Both Tabataba'i (237-244) and Ali (1988:110a-117a) give detailed description of Islamic prayer or salaat. They are agreed on the principles and details. There are five compul­sory prayers in the day, arranged on three occasions: one prayer in the early morning before dawn, two in the afternoon, and two in the evening.

The prayers are made up of units or rak'aat. Each prayer must be started with a silent intention of laying that particular prayer. The prayer is preceded by the adhan or call to prayer if public, the Iqamat to establish the prayer, and theTakbiratul Ehram or raising the hands beside the head and saying `Allahu akbar', that is, `God is great'. These are all done standing, facing the holy city of Mecca.

One unit of prayer consists of the following­ a standing recitation of the first chapter of the Qur'an and one other chapter, a bowing while saying the glorification of God, and two prostrations while saying glorifications. The second unit of the prayer includes personal supplica­tions while standing, and the second and final units contain the tashahud or witness while kneeling and sitting back on the heels.

The prayer is concluded by salutations of peace. Finally the prayer ends with three repetitions of `Allahu akbar'while seated, that is, kneeling and sitting back on the heels. Personal supplications may follow the prayer while kneeling. All supplications are made with the hands outstretched, palms up. Prostration is made upon earth directly or upon a portable piece of earth, clay, stone or other non-wearable earth substance. The early morning prayer contains two units, both afternoon prayers contain four units, and the evening prayers contain three and four units each.

In his exposition of the pillars of practice in Matthew six, Jesus does not really give details on how to pray. That was already known to his listeners. What they needed to learn was not to be hypocritical about it. Unfortunately today most of us do not even know how to pray. It is certainly true that one can lift up one's soul to God in any circumstances and at any time. But the Bible also gives some indications of appropriate times and ways of praying, and the informal lifting up of the soul to God, important as it is, does not replace these.

In Daniel 6:10 there are some indications of how to arrange formal prayer in time of crisis. It is the bare mini­mum of formal prayer. After all, the man's life was threatened. He was not going to pray in ways that he did not know to be essential for fear of losing his life. `Now when Daniel knew that the writing was signed, he went into his house; and his windows being open in his chamber toward Jerusalem, he kneeled upon his knees three times a day, and prayed, and gave thanks before his God, as he did aforetime.'

There is a good deal of information in this text. We find out that Daniel had a regular way of praying, that is, the same way every day. He had a place in his home for prayer. He turned in a specific direction, that is toward the temple site in Jerusalem. He prayed in a certain posture which included kneeling. He carried out this formal prayer at set times during the day, three to be exact. Finally, he consid­ered this matter of formal prayer to be so important that he risked his life to carry it out precisely, instead of leaving it off for a mere thirty days.

GIVEN DATA
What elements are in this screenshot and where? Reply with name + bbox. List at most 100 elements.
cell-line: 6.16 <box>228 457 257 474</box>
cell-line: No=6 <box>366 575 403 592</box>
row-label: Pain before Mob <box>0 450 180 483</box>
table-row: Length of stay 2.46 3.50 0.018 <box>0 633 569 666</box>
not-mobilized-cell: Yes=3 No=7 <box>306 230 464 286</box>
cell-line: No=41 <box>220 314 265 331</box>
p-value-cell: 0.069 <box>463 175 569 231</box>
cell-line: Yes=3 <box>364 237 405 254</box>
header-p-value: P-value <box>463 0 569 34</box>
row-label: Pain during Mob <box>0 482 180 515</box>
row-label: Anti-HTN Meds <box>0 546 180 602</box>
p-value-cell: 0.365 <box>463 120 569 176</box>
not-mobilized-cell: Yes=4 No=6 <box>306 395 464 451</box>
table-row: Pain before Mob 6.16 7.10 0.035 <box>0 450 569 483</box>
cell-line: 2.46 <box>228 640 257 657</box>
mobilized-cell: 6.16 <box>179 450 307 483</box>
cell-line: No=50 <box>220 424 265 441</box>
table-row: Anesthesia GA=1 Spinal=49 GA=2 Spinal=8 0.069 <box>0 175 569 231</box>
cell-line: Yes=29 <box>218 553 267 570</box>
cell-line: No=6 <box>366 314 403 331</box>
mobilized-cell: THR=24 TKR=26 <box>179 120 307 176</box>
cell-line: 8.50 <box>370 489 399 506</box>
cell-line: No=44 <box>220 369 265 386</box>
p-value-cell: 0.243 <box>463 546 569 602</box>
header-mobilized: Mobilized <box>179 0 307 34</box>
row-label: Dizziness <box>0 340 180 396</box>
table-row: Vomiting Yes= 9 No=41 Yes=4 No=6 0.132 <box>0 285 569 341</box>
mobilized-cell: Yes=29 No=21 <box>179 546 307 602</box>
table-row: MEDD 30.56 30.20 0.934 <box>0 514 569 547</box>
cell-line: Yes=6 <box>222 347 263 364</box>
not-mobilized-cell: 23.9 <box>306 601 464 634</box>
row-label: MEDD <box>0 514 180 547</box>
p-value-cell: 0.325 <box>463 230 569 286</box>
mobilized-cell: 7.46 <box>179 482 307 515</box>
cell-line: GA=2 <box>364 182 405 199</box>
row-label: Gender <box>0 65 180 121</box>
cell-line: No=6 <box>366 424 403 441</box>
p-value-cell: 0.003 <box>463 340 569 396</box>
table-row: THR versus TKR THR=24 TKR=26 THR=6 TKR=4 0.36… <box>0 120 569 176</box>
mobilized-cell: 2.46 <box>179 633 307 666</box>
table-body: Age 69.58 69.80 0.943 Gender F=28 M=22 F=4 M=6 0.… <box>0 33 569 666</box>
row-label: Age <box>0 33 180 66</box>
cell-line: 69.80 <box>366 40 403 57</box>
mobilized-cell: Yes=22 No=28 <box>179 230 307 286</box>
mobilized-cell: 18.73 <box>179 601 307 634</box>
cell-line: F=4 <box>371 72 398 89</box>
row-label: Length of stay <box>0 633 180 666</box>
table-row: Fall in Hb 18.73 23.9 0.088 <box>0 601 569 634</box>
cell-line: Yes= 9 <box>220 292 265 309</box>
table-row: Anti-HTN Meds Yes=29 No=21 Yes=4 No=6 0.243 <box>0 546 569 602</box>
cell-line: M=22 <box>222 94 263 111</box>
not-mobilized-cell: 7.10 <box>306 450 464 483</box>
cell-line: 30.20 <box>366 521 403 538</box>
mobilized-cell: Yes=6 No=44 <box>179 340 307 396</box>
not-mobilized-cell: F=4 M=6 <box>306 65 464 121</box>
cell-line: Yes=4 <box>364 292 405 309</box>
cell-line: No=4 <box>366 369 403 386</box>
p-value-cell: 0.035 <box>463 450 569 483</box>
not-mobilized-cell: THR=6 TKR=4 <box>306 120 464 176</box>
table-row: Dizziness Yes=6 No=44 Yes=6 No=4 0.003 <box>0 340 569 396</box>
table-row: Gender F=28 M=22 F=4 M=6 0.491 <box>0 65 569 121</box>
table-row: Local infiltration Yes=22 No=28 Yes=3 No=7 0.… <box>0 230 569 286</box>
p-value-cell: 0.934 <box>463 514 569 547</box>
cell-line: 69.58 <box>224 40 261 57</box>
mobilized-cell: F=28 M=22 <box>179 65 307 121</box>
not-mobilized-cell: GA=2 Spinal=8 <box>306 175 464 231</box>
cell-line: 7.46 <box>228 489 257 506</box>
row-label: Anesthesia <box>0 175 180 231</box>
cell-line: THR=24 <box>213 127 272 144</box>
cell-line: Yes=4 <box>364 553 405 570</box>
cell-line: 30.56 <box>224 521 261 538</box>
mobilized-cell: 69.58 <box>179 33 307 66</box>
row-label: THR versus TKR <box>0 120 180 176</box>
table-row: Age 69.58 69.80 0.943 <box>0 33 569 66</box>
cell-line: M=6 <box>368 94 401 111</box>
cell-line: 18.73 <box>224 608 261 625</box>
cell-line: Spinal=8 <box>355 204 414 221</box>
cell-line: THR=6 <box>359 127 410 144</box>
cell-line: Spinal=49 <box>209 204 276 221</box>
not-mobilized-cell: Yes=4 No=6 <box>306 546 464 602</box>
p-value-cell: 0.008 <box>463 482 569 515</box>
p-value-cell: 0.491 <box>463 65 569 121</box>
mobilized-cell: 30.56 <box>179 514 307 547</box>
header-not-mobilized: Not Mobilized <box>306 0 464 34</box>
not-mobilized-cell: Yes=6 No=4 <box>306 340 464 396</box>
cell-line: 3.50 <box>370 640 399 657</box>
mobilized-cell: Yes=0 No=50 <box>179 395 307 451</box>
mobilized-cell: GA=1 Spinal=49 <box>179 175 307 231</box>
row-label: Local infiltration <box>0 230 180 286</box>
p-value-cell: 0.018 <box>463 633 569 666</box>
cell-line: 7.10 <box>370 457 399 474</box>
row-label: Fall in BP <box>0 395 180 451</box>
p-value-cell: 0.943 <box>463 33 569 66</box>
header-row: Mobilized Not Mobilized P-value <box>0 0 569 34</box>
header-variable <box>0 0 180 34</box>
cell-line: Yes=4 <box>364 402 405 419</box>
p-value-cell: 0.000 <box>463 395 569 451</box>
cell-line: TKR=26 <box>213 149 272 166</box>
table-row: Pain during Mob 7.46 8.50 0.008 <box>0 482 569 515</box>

STATED EXERCISE A
In the passage on prayer, rewrite the part starting with "The prayers are" and going on through "while kneeling and sitting back on the heels.", with "Mecca" changed to "Makkah".
STATED EXERCISE B
Answer these questions from the passage on prayer:
(i) How many units does the early morning prayer contain?
(ii) How are the hands held during all supplications?
(iii) Toward which city did Daniel's open windows face?
STATED EXERCISE C
Does each statement agree with the passage on prayer? Answer yes or no for each, quoting the words that decide it.
(i) Both afternoon prayers contain four units.
(ii) In Matthew six, Jesus gives detailed instructions on how to pray.
(iii) Daniel chose to leave off formal prayer for thirty days.

PROBLEM SOLUTION A
The prayers are made up of units or rak'aat. Each prayer must be started with a silent intention of laying that particular prayer. The prayer is preceded by the adhan or call to prayer if public, the Iqamat to establish the prayer, and theTakbiratul Ehram or raising the hands beside the head and saying `Allahu akbar', that is, `God is great'. These are all done standing, facing the holy city of Makkah.

One unit of prayer consists of the following­ a standing recitation of the first chapter of the Qur'an and one other chapter, a bowing while saying the glorification of God, and two prostrations while saying glorifications. The second unit of the prayer includes personal supplica­tions while standing, and the second and final units contain the tashahud or witness while kneeling and sitting back on the heels.

PROBLEM SOLUTION B
(i) Two units.
(ii) Outstretched, palms up.
(iii) Jerusalem.

PROBLEM SOLUTION C
(i) Yes: "both afternoon prayers contain four units"
(ii) No: "Jesus does not really give details on how to pray"
(iii) No: "he risked his life to carry it out precisely, instead of leaving it off for a mere thirty days"